TEKSTFRAGMENT ::
※
Verordening vertrouwenscommissie herbenoeming burgemeester 2016

Geldend van 08-12-2015 t/m heden

Intitulé

Verordening vertrouwenscommissie herbenoeming burgemeester 2016

Verordening vertrouwenscommissie herbenoeming burgemeester 2016

Raadsbesluit 2015_272

De raad van de gemeente Tilburg;

  • -

    gezien het voorstel van het presidium;

  • -

    gelet op de Gemeentewet;

  • -

    gelet op de Circulaire Benoeming, functioneringsgesprekken en herbenoeming burgemeester van de minister van BZK (Staatscourant 20 juli 2012, nr. 15046);

Besluit:

  • 1.

    Uit de raad een Vertrouwenscommissie benoemen, die belast wordt met de voorbereiding van het door de raad te nemen besluit omtrent de herbenoeming van de burgemeester. Voorgesteld wordt om alle fractievoorzitters te benoemen in deze commissie, met ambtelijke ondersteuning vanuit de raadsgriffie.

  • 2.

    De vertrouwenscommissie te verzoeken haar werkzaamheden zodanig in te richten dat de aanbeveling inzake de herbenoeming van de burgemeester vóór 1 maart 2016, door tussenkomst van de commissaris van de Koning, kan worden toegestuurd aan de minister van BZK.
※
OVERZICHT ::
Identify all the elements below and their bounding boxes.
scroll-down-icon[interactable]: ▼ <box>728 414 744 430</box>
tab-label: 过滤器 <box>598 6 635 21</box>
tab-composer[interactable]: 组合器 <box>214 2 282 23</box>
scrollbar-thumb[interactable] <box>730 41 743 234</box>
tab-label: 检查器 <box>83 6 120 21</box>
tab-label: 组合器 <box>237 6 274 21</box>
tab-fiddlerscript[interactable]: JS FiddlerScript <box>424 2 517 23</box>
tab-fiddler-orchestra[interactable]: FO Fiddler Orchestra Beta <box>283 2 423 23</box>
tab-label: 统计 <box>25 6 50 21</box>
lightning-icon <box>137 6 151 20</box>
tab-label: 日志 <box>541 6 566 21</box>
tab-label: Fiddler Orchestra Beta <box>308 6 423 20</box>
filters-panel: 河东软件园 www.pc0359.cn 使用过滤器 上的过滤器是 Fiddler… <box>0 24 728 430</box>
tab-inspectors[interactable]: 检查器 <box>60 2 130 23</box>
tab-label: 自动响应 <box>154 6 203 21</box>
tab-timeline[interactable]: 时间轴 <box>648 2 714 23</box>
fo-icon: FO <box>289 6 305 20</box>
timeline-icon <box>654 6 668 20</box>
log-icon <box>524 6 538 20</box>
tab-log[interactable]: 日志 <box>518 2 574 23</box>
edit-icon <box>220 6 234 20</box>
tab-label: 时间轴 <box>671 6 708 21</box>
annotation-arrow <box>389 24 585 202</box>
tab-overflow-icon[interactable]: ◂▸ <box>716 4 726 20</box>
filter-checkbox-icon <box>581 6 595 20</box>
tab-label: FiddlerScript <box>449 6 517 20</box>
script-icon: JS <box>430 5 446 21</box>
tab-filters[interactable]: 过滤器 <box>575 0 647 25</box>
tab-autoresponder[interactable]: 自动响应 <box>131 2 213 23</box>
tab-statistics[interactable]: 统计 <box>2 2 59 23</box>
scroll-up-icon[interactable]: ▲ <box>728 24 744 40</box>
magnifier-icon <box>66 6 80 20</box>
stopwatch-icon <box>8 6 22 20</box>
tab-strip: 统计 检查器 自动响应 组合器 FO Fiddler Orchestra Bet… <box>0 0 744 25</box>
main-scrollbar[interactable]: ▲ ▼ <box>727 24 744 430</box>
※
OPDRACHT :: Welke punten noemt de raad in de verordening na „gezien” of „gelet op”, vóór „Besluit:”? Geef ze allemaal.

UITGEWERKT ANTWOORD ::
- het voorstel van het presidium
- de Gemeentewet
- de Circulaire Benoeming, functioneringsgesprekken en herbenoeming burgemeester van de minister van BZK (Staatscourant 20 juli 2012, nr. 15046)